### SHORT TASK
Restate, word for word, all of the material shown below.

Stored items
◆ ◆ ◆

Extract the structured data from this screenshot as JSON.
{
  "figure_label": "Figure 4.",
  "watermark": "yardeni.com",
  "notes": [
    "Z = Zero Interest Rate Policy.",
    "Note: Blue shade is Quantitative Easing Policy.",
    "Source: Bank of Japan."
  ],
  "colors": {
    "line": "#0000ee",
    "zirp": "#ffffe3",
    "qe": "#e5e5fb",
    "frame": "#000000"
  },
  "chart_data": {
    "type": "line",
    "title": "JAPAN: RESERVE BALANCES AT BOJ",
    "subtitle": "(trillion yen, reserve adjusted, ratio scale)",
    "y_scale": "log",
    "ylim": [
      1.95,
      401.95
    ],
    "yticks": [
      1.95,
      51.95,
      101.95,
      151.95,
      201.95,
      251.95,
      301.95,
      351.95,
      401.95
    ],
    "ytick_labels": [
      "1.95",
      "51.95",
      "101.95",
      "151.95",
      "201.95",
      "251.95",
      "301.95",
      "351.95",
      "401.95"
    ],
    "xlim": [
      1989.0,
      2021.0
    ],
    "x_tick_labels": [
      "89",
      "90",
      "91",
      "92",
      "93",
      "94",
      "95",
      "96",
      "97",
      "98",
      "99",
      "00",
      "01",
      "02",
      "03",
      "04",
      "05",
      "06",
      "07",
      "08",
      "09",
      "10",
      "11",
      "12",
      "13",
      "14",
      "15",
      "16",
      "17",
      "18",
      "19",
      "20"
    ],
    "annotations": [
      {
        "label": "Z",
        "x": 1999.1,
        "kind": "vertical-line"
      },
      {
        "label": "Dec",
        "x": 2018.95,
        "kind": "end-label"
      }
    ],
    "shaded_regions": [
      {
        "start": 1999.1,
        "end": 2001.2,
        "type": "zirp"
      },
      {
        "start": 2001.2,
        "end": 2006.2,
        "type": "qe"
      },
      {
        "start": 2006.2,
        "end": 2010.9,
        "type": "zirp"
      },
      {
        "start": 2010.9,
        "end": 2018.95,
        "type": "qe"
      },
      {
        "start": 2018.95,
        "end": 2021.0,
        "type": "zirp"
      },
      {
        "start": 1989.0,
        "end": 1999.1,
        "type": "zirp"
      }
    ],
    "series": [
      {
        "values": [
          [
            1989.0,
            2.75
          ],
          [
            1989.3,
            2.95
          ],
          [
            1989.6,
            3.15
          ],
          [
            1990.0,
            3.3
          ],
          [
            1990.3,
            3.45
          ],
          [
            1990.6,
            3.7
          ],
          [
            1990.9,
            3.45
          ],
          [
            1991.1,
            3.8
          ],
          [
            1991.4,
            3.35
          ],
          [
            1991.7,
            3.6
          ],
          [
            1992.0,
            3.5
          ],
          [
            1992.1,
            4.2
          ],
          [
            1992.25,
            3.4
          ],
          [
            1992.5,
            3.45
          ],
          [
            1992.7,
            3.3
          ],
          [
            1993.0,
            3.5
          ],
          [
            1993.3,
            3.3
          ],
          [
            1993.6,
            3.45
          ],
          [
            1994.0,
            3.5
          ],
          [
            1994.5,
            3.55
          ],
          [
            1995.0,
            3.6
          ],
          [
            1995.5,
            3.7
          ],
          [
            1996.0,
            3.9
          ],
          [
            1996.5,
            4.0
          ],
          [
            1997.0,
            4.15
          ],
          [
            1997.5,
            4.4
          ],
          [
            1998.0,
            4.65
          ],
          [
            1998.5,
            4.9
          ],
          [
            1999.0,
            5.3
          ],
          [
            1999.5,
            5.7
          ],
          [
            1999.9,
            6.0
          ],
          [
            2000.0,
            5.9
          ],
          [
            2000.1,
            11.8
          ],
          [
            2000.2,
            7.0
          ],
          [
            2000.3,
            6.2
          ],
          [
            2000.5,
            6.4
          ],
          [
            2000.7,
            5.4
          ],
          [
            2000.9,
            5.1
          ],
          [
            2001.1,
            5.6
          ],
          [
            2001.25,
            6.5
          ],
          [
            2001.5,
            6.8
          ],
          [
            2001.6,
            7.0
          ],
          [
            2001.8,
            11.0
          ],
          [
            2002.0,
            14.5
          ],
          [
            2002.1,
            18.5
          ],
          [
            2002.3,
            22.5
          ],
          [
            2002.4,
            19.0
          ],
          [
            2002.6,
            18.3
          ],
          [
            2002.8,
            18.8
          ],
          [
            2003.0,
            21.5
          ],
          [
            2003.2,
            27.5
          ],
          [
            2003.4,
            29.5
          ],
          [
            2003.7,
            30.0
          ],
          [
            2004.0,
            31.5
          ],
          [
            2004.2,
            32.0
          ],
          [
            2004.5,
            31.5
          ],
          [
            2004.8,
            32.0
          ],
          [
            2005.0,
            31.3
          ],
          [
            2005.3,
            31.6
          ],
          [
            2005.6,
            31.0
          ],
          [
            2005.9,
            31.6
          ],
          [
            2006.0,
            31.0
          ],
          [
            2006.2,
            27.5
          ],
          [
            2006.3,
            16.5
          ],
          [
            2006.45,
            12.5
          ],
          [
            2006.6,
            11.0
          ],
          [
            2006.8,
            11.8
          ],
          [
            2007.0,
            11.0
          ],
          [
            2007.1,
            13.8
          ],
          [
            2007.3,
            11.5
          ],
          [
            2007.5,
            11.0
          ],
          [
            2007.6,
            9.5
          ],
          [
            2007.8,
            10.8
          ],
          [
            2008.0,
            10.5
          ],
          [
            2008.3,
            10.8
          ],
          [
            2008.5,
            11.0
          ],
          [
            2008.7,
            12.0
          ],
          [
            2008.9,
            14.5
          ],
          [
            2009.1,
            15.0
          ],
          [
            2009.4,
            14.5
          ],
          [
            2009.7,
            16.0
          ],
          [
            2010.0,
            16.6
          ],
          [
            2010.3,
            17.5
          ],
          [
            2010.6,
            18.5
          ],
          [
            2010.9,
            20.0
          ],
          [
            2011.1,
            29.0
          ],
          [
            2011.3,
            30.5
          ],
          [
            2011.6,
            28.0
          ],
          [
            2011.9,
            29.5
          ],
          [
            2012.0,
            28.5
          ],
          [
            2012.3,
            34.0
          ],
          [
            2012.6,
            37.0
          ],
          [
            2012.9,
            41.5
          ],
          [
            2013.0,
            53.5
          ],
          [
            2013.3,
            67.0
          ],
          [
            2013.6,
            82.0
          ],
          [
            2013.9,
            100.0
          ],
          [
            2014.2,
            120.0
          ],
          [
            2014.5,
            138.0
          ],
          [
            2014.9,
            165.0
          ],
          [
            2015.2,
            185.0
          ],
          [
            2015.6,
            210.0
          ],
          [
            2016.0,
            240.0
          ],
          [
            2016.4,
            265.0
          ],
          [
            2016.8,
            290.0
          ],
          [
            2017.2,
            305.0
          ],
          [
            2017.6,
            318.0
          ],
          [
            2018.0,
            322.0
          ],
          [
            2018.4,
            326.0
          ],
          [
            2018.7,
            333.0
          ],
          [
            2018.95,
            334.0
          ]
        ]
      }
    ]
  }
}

◆ ◆ ◆

### FINISHED ANSWER
Extract the structured data from this screenshot as JSON.
{
  "figure_label": "Figure 4.",
  "watermark": "yardeni.com",
  "notes": [
    "Z = Zero Interest Rate Policy.",
    "Note: Blue shade is Quantitative Easing Policy.",
    "Source: Bank of Japan."
  ],
  "colors": {
    "line": "#0000ee",
    "zirp": "#ffffe3",
    "qe": "#e5e5fb",
    "frame": "#000000"
  },
  "chart_data": {
    "type": "line",
    "title": "JAPAN: RESERVE BALANCES AT BOJ",
    "subtitle": "(trillion yen, reserve adjusted, ratio scale)",
    "y_scale": "log",
    "ylim": [
      1.95,
      401.95
    ],
    "yticks": [
      1.95,
      51.95,
      101.95,
      151.95,
      201.95,
      251.95,
      301.95,
      351.95,
      401.95
    ],
    "ytick_labels": [
      "1.95",
      "51.95",
      "101.95",
      "151.95",
      "201.95",
      "251.95",
      "301.95",
      "351.95",
      "401.95"
    ],
    "xlim": [
      1989.0,
      2021.0
    ],
    "x_tick_labels": [
      "89",
      "90",
      "91",
      "92",
      "93",
      "94",
      "95",
      "96",
      "97",
      "98",
      "99",
      "00",
      "01",
      "02",
      "03",
      "04",
      "05",
      "06",
      "07",
      "08",
      "09",
      "10",
      "11",
      "12",
      "13",
      "14",
      "15",
      "16",
      "17",
      "18",
      "19",
      "20"
    ],
    "annotations": [
      {
        "label": "Z",
        "x": 1999.1,
        "kind": "vertical-line"
      },
      {
        "label": "Dec",
        "x": 2018.95,
        "kind": "end-label"
      }
    ],
    "shaded_regions": [
      {
        "start": 1999.1,
        "end": 2001.2,
        "type": "zirp"
      },
      {
        "start": 2001.2,
        "end": 2006.2,
        "type": "qe"
      },
      {
        "start": 2006.2,
        "end": 2010.9,
        "type": "zirp"
      },
      {
        "start": 2010.9,
        "end": 2018.95,
        "type": "qe"
      },
      {
        "start": 2018.95,
        "end": 2021.0,
        "type": "zirp"
      },
      {
        "start": 1989.0,
        "end": 1999.1,
        "type": "zirp"
      }
    ],
    "series": [
      {
        "values": [
          [
            1989.0,
            2.75
          ],
          [
            1989.3,
            2.95
          ],
          [
            1989.6,
            3.15
          ],
          [
            1990.0,
            3.3
          ],
          [
            1990.3,
            3.45
          ],
          [
            1990.6,
            3.7
          ],
          [
            1990.9,
            3.45
          ],
          [
            1991.1,
            3.8
          ],
          [
            1991.4,
            3.35
          ],
          [
            1991.7,
            3.6
          ],
          [
            1992.0,
            3.5
          ],
          [
            1992.1,
            4.2
          ],
          [
            1992.25,
            3.4
          ],
          [
            1992.5,
            3.45
          ],
          [
            1992.7,
            3.3
          ],
          [
            1993.0,
            3.5
          ],
          [
            1993.3,
            3.3
          ],
          [
            1993.6,
            3.45
          ],
          [
            1994.0,
            3.5
          ],
          [
            1994.5,
            3.55
          ],
          [
            1995.0,
            3.6
          ],
          [
            1995.5,
            3.7
          ],
          [
            1996.0,
            3.9
          ],
          [
            1996.5,
            4.0
          ],
          [
            1997.0,
            4.15
          ],
          [
            1997.5,
            4.4
          ],
          [
            1998.0,
            4.65
          ],
          [
            1998.5,
            4.9
          ],
          [
            1999.0,
            5.3
          ],
          [
            1999.5,
            5.7
          ],
          [
            1999.9,
            6.0
          ],
          [
            2000.0,
            5.9
          ],
          [
            2000.1,
            11.8
          ],
          [
            2000.2,
            7.0
          ],
          [
            2000.3,
            6.2
          ],
          [
            2000.5,
            6.4
          ],
          [
            2000.7,
            5.4
          ],
          [
            2000.9,
            5.1
          ],
          [
            2001.1,
            5.6
          ],
          [
            2001.25,
            6.5
          ],
          [
            2001.5,
            6.8
          ],
          [
            2001.6,
            7.0
          ],
          [
            2001.8,
            11.0
          ],
          [
            2002.0,
            14.5
          ],
          [
            2002.1,
            18.5
          ],
          [
            2002.3,
            22.5
          ],
          [
            2002.4,
            19.0
          ],
          [
            2002.6,
            18.3
          ],
          [
            2002.8,
            18.8
          ],
          [
            2003.0,
            21.5
          ],
          [
            2003.2,
            27.5
          ],
          [
            2003.4,
            29.5
          ],
          [
            2003.7,
            30.0
          ],
          [
            2004.0,
            31.5
          ],
          [
            2004.2,
            32.0
          ],
          [
            2004.5,
            31.5
          ],
          [
            2004.8,
            32.0
          ],
          [
            2005.0,
            31.3
          ],
          [
            2005.3,
            31.6
          ],
          [
            2005.6,
            31.0
          ],
          [
            2005.9,
            31.6
          ],
          [
            2006.0,
            31.0
          ],
          [
            2006.2,
            27.5
          ],
          [
            2006.3,
            16.5
          ],
          [
            2006.45,
            12.5
          ],
          [
            2006.6,
            11.0
          ],
          [
            2006.8,
            11.8
          ],
          [
            2007.0,
            11.0
          ],
          [
            2007.1,
            13.8
          ],
          [
            2007.3,
            11.5
          ],
          [
            2007.5,
            11.0
          ],
          [
            2007.6,
            9.5
          ],
          [
            2007.8,
            10.8
          ],
          [
            2008.0,
            10.5
          ],
          [
            2008.3,
            10.8
          ],
          [
            2008.5,
            11.0
          ],
          [
            2008.7,
            12.0
          ],
          [
            2008.9,
            14.5
          ],
          [
            2009.1,
            15.0
          ],
          [
            2009.4,
            14.5
          ],
          [
            2009.7,
            16.0
          ],
          [
            2010.0,
            16.6
          ],
          [
            2010.3,
            17.5
          ],
          [
            2010.6,
            18.5
          ],
          [
            2010.9,
            20.0
          ],
          [
            2011.1,
            29.0
          ],
          [
            2011.3,
            30.5
          ],
          [
            2011.6,
            28.0
          ],
          [
            2011.9,
            29.5
          ],
          [
            2012.0,
            28.5
          ],
          [
            2012.3,
            34.0
          ],
          [
            2012.6,
            37.0
          ],
          [
            2012.9,
            41.5
          ],
          [
            2013.0,
            53.5
          ],
          [
            2013.3,
            67.0
          ],
          [
            2013.6,
            82.0
          ],
          [
            2013.9,
            100.0
          ],
          [
            2014.2,
            120.0
          ],
          [
            2014.5,
            138.0
          ],
          [
            2014.9,
            165.0
          ],
          [
            2015.2,
            185.0
          ],
          [
            2015.6,
            210.0
          ],
          [
            2016.0,
            240.0
          ],
          [
            2016.4,
            265.0
          ],
          [
            2016.8,
            290.0
          ],
          [
            2017.2,
            305.0
          ],
          [
            2017.6,
            318.0
          ],
          [
            2018.0,
            322.0
          ],
          [
            2018.4,
            326.0
          ],
          [
            2018.7,
            333.0
          ],
          [
            2018.95,
            334.0
          ]
        ]
      }
    ]
  }
}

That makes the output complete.